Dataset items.
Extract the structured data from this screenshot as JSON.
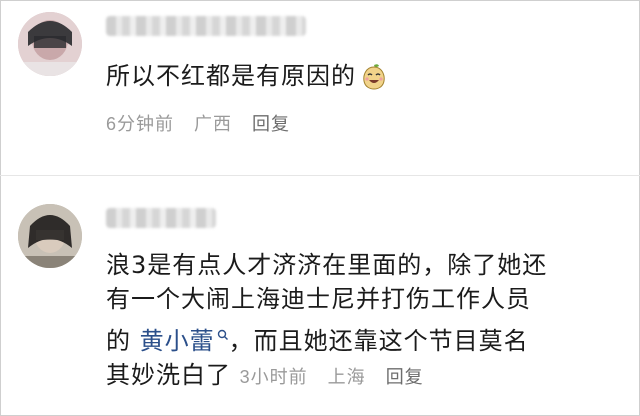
{
  "comments": [
    {
      "text": "所以不红都是有原因的",
      "emoji": "smiling-pear-emoji",
      "time": "6分钟前",
      "location": "广西",
      "reply": "回复"
    },
    {
      "lines": [
        "浪3是有点人才济济在里面的，除了她还",
        "有一个大闹上海迪士尼并打伤工作人员",
        "的 ",
        "，而且她还靠这个节目莫名",
        "其妙洗白了"
      ],
      "mention": "黄小蕾",
      "mention_icon": "search-icon",
      "time": "3小时前",
      "location": "上海",
      "reply": "回复"
    }
  ],
  "colors": {
    "mention": "#2b4f8a",
    "meta": "#9a9a9a",
    "text": "#1b1b1b"
  }
}
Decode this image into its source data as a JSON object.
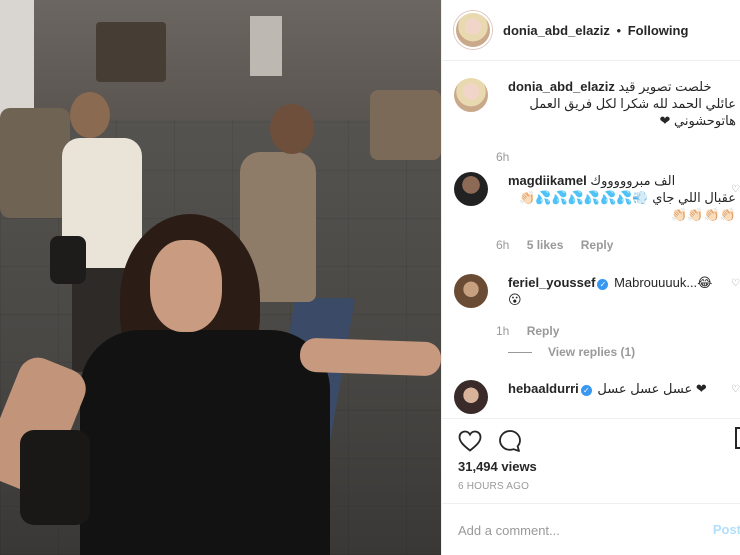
{
  "header": {
    "username": "donia_abd_elaziz",
    "separator": "•",
    "follow_status": "Following"
  },
  "comments": {
    "owner": {
      "username": "donia_abd_elaziz",
      "text_line1": "خلصت تصوير قيد",
      "text_line2": "عائلي الحمد لله شكرا لكل فريق العمل",
      "text_line3": "هاتوحشوني ❤",
      "time": "6h"
    },
    "magdi": {
      "username": "magdiikamel",
      "text_line1": "الف مبروووووك",
      "text_line2": "عقبال اللي جاي 💨💦💦💦💦💦💦👏🏻",
      "text_line3": "👏🏻👏🏻👏🏻👏🏻",
      "time": "6h",
      "likes": "5 likes",
      "reply": "Reply"
    },
    "feriel": {
      "username": "feriel_youssef",
      "text": "Mabrouuuuk...😂",
      "text_line2": "😮",
      "time": "1h",
      "reply": "Reply",
      "view_replies": "View replies (1)"
    },
    "heba": {
      "username": "hebaaldurri",
      "text": "عسل عسل عسل ❤"
    }
  },
  "actions": {
    "views": "31,494 views",
    "ago": "6 HOURS AGO"
  },
  "add_comment": {
    "placeholder": "Add a comment...",
    "post": "Post"
  },
  "icons": {
    "like": "heart-outline-icon",
    "comment": "speech-bubble-icon",
    "save": "bookmark-icon"
  }
}
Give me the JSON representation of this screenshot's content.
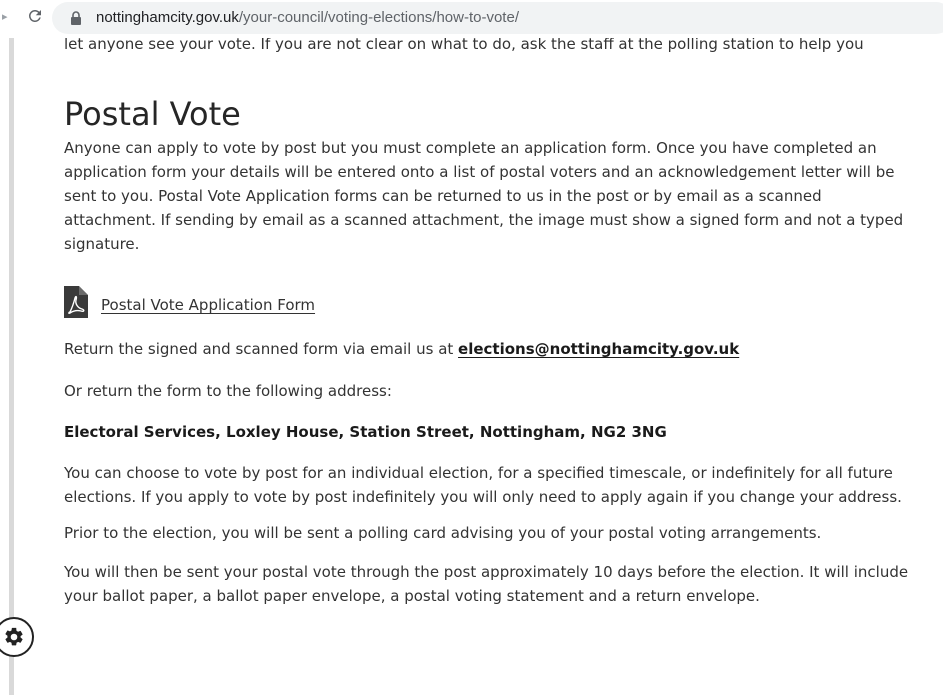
{
  "browser": {
    "url_domain": "nottinghamcity.gov.uk",
    "url_path": "/your-council/voting-elections/how-to-vote/"
  },
  "page": {
    "intro_text": "let anyone see your vote. If you are not clear on what to do, ask the staff at the polling station to help you",
    "section_title": "Postal Vote",
    "para1": "Anyone can apply to vote by post but you must complete an application form. Once you have completed an application form your details will be entered onto a list of postal voters and an acknowledgement letter will be sent to you. Postal Vote Application forms can be returned to us in the post or by email as a scanned attachment. If sending by email as a scanned attachment, the image must show a signed form and not a typed signature.",
    "download_link": "Postal Vote Application Form",
    "return_text": "Return the signed and scanned form via email us at ",
    "return_email": "elections@nottinghamcity.gov.uk",
    "or_text": "Or return the form to the following address:",
    "address": "Electoral Services, Loxley House, Station Street, Nottingham, NG2 3NG",
    "choose_text": "You can choose to vote by post for an individual election, for a specified timescale, or indefinitely for all future elections. If you apply to vote by post indefinitely you will only need to apply again if you change your address.",
    "prior_text": "Prior to the election, you will be sent a polling card advising you of your postal voting arrangements.",
    "sent_text": "You will then be sent your postal vote through the post approximately 10 days before the election. It will include your ballot paper, a ballot paper envelope, a postal voting statement and a return envelope."
  },
  "icons": {
    "reload": "reload-icon",
    "lock": "lock-icon",
    "pdf": "pdf-file-icon",
    "settings": "gear-icon"
  },
  "colors": {
    "text": "#333333",
    "heading": "#262626",
    "omnibox": "#f1f3f4",
    "rule": "#d9d9d9"
  }
}
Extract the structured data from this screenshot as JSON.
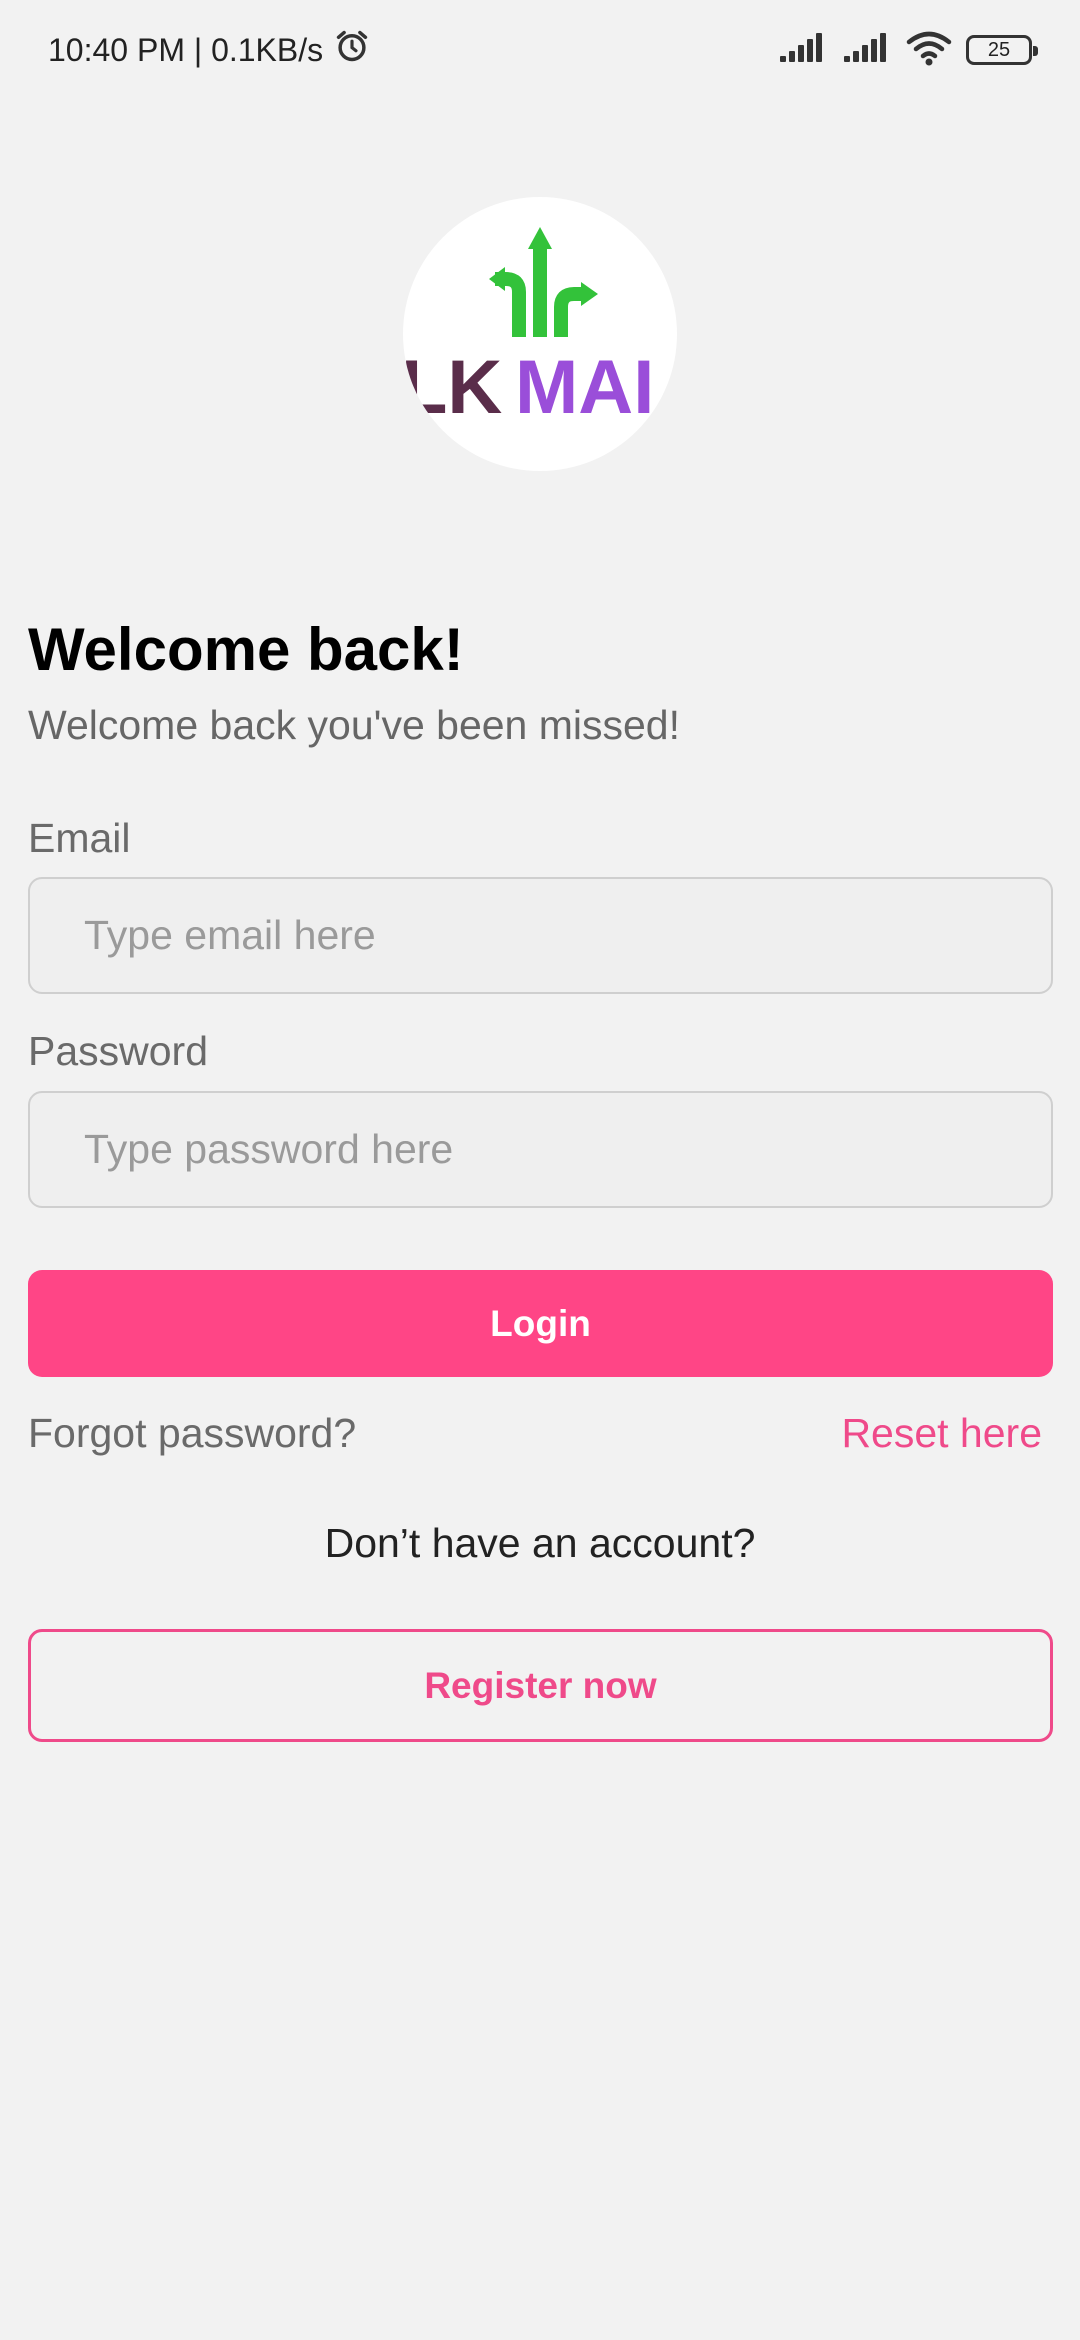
{
  "status_bar": {
    "time_speed": "10:40 PM | 0.1KB/s",
    "battery_level": "25",
    "icons": [
      "alarm-icon",
      "signal-icon",
      "signal-icon",
      "wifi-icon",
      "battery-icon"
    ]
  },
  "logo": {
    "text_dark": "LK",
    "text_accent": "MAI",
    "colors": {
      "arrows": "#33c23a",
      "dark": "#5a2d4a",
      "accent": "#9a4ed9"
    }
  },
  "header": {
    "title": "Welcome back!",
    "subtitle": "Welcome back you've been missed!"
  },
  "form": {
    "email_label": "Email",
    "email_placeholder": "Type email here",
    "email_value": "",
    "password_label": "Password",
    "password_placeholder": "Type password here",
    "password_value": "",
    "login_label": "Login"
  },
  "links": {
    "forgot_text": "Forgot password?",
    "reset_text": "Reset here",
    "no_account_text": "Don’t have an account?",
    "register_label": "Register now"
  },
  "colors": {
    "primary": "#ff4586",
    "accent_text": "#ef4a8a",
    "background": "#f2f2f2"
  }
}
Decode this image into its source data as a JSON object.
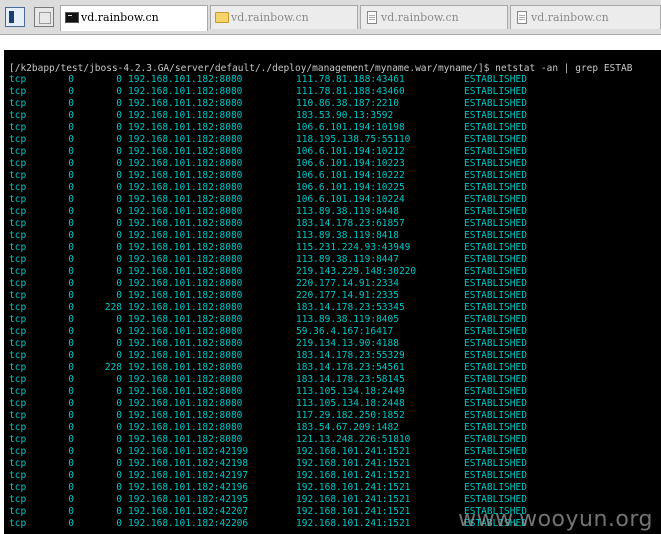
{
  "tabs": [
    {
      "label": "vd.rainbow.cn",
      "icon": "terminal-icon",
      "active": true
    },
    {
      "label": "vd.rainbow.cn",
      "icon": "folder-icon",
      "active": false
    },
    {
      "label": "vd.rainbow.cn",
      "icon": "document-icon",
      "active": false
    },
    {
      "label": "vd.rainbow.cn",
      "icon": "document-icon",
      "active": false
    }
  ],
  "terminal": {
    "command_line": "[/k2bapp/test/jboss-4.2.3.GA/server/default/./deploy/management/myname.war/myname/]$ netstat -an | grep ESTAB",
    "rows": [
      [
        "tcp",
        "0",
        "0",
        "192.168.101.182:8080",
        "111.78.81.188:43461",
        "ESTABLISHED"
      ],
      [
        "tcp",
        "0",
        "0",
        "192.168.101.182:8080",
        "111.78.81.188:43460",
        "ESTABLISHED"
      ],
      [
        "tcp",
        "0",
        "0",
        "192.168.101.182:8080",
        "110.86.38.187:2210",
        "ESTABLISHED"
      ],
      [
        "tcp",
        "0",
        "0",
        "192.168.101.182:8080",
        "183.53.90.13:3592",
        "ESTABLISHED"
      ],
      [
        "tcp",
        "0",
        "0",
        "192.168.101.182:8080",
        "106.6.101.194:10198",
        "ESTABLISHED"
      ],
      [
        "tcp",
        "0",
        "0",
        "192.168.101.182:8080",
        "118.195.138.75:55110",
        "ESTABLISHED"
      ],
      [
        "tcp",
        "0",
        "0",
        "192.168.101.182:8080",
        "106.6.101.194:10212",
        "ESTABLISHED"
      ],
      [
        "tcp",
        "0",
        "0",
        "192.168.101.182:8080",
        "106.6.101.194:10223",
        "ESTABLISHED"
      ],
      [
        "tcp",
        "0",
        "0",
        "192.168.101.182:8080",
        "106.6.101.194:10222",
        "ESTABLISHED"
      ],
      [
        "tcp",
        "0",
        "0",
        "192.168.101.182:8080",
        "106.6.101.194:10225",
        "ESTABLISHED"
      ],
      [
        "tcp",
        "0",
        "0",
        "192.168.101.182:8080",
        "106.6.101.194:10224",
        "ESTABLISHED"
      ],
      [
        "tcp",
        "0",
        "0",
        "192.168.101.182:8080",
        "113.89.38.119:8448",
        "ESTABLISHED"
      ],
      [
        "tcp",
        "0",
        "0",
        "192.168.101.182:8080",
        "183.14.178.23:61857",
        "ESTABLISHED"
      ],
      [
        "tcp",
        "0",
        "0",
        "192.168.101.182:8080",
        "113.89.38.119:8418",
        "ESTABLISHED"
      ],
      [
        "tcp",
        "0",
        "0",
        "192.168.101.182:8080",
        "115.231.224.93:43949",
        "ESTABLISHED"
      ],
      [
        "tcp",
        "0",
        "0",
        "192.168.101.182:8080",
        "113.89.38.119:8447",
        "ESTABLISHED"
      ],
      [
        "tcp",
        "0",
        "0",
        "192.168.101.182:8080",
        "219.143.229.148:30220",
        "ESTABLISHED"
      ],
      [
        "tcp",
        "0",
        "0",
        "192.168.101.182:8080",
        "220.177.14.91:2334",
        "ESTABLISHED"
      ],
      [
        "tcp",
        "0",
        "0",
        "192.168.101.182:8080",
        "220.177.14.91:2335",
        "ESTABLISHED"
      ],
      [
        "tcp",
        "0",
        "228",
        "192.168.101.182:8080",
        "183.14.178.23:53345",
        "ESTABLISHED"
      ],
      [
        "tcp",
        "0",
        "0",
        "192.168.101.182:8080",
        "113.89.38.119:8405",
        "ESTABLISHED"
      ],
      [
        "tcp",
        "0",
        "0",
        "192.168.101.182:8080",
        "59.36.4.167:16417",
        "ESTABLISHED"
      ],
      [
        "tcp",
        "0",
        "0",
        "192.168.101.182:8080",
        "219.134.13.90:4188",
        "ESTABLISHED"
      ],
      [
        "tcp",
        "0",
        "0",
        "192.168.101.182:8080",
        "183.14.178.23:55329",
        "ESTABLISHED"
      ],
      [
        "tcp",
        "0",
        "228",
        "192.168.101.182:8080",
        "183.14.178.23:54561",
        "ESTABLISHED"
      ],
      [
        "tcp",
        "0",
        "0",
        "192.168.101.182:8080",
        "183.14.178.23:58145",
        "ESTABLISHED"
      ],
      [
        "tcp",
        "0",
        "0",
        "192.168.101.182:8080",
        "113.105.134.18:2449",
        "ESTABLISHED"
      ],
      [
        "tcp",
        "0",
        "0",
        "192.168.101.182:8080",
        "113.105.134.18:2448",
        "ESTABLISHED"
      ],
      [
        "tcp",
        "0",
        "0",
        "192.168.101.182:8080",
        "117.29.182.250:1852",
        "ESTABLISHED"
      ],
      [
        "tcp",
        "0",
        "0",
        "192.168.101.182:8080",
        "183.54.67.209:1482",
        "ESTABLISHED"
      ],
      [
        "tcp",
        "0",
        "0",
        "192.168.101.182:8080",
        "121.13.248.226:51810",
        "ESTABLISHED"
      ],
      [
        "tcp",
        "0",
        "0",
        "192.168.101.182:42199",
        "192.168.101.241:1521",
        "ESTABLISHED"
      ],
      [
        "tcp",
        "0",
        "0",
        "192.168.101.182:42198",
        "192.168.101.241:1521",
        "ESTABLISHED"
      ],
      [
        "tcp",
        "0",
        "0",
        "192.168.101.182:42197",
        "192.168.101.241:1521",
        "ESTABLISHED"
      ],
      [
        "tcp",
        "0",
        "0",
        "192.168.101.182:42196",
        "192.168.101.241:1521",
        "ESTABLISHED"
      ],
      [
        "tcp",
        "0",
        "0",
        "192.168.101.182:42195",
        "192.168.101.241:1521",
        "ESTABLISHED"
      ],
      [
        "tcp",
        "0",
        "0",
        "192.168.101.182:42207",
        "192.168.101.241:1521",
        "ESTABLISHED"
      ],
      [
        "tcp",
        "0",
        "0",
        "192.168.101.182:42206",
        "192.168.101.241:1521",
        "ESTABLISHED"
      ]
    ]
  },
  "watermark": "www.wooyun.org"
}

WHAT IS REQUIRED. Copy out the lines that hold "apply".

EXPECTED ANSWER.
    "para1": "Anyone can apply to vote by post but you must complete an application form. Once you have completed an application form your details will be entered onto a list of postal voters and an acknowledgement letter will be sent to you. Postal Vote Application forms can be returned to us in the post or by email as a scanned attachment. If sending by email as a scanned attachment, the image must show a signed form and not a typed signature.",
    "choose_text": "You can choose to vote by post for an individual election, for a specified timescale, or indefinitely for all future elections. If you apply to vote by post indefinitely you will only need to apply again if you change your address.",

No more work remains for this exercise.